A block of data
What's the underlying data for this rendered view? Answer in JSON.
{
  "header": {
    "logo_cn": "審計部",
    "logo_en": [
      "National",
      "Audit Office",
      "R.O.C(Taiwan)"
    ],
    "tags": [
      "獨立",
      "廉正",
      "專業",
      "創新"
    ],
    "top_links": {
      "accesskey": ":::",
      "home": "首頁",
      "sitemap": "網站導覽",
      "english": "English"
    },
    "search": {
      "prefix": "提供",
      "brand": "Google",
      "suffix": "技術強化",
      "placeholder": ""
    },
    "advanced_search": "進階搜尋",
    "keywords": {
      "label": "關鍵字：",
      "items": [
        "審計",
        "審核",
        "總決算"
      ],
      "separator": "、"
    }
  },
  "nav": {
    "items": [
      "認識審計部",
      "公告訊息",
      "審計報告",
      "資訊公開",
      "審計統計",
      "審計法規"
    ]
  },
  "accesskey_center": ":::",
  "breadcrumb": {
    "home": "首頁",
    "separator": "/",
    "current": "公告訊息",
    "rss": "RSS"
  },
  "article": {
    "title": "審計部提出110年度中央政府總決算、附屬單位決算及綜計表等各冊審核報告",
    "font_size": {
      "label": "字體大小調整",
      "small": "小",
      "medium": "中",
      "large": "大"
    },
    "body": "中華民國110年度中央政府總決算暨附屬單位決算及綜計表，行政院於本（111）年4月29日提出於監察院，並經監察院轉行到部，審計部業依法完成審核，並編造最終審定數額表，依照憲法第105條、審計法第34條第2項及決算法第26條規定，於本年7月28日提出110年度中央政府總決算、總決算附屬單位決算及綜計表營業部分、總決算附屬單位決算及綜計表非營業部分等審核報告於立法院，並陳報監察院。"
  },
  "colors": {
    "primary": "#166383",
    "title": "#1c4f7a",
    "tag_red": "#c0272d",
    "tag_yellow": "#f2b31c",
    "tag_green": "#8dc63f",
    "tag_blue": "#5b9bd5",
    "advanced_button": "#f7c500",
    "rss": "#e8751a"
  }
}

* * *

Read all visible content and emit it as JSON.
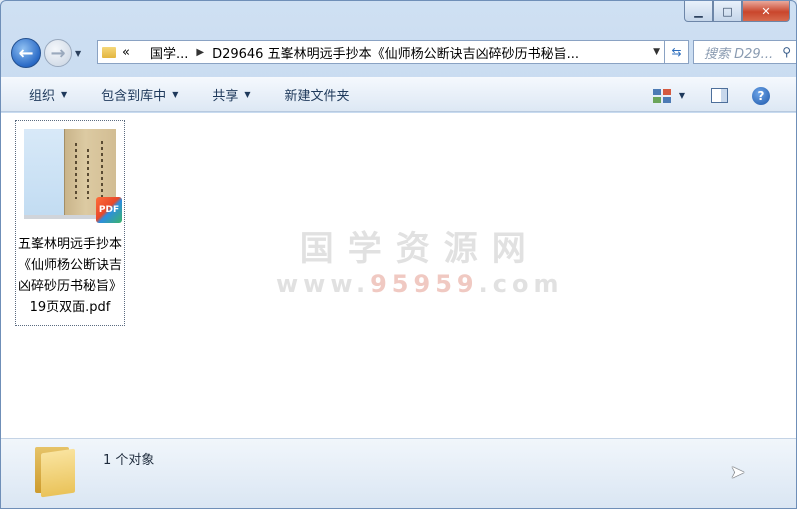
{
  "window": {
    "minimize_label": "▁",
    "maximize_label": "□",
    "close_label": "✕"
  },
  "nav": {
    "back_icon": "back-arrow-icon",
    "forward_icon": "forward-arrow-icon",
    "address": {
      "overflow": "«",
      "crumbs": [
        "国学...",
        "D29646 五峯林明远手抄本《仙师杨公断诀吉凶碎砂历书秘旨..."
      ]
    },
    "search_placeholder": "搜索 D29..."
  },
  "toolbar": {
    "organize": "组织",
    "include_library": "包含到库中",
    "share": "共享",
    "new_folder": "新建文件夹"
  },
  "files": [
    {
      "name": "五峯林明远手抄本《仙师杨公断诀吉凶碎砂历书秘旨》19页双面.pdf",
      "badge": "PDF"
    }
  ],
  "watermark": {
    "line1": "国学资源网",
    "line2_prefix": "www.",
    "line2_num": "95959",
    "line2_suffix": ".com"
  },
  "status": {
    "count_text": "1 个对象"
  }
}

▶ _What to produce_
Find and copy each line above that includes the string "JSON".

▶ _Worked solution_
What's the underlying data for this rendered view? Answer in JSON.
Read all visible content and emit it as JSON.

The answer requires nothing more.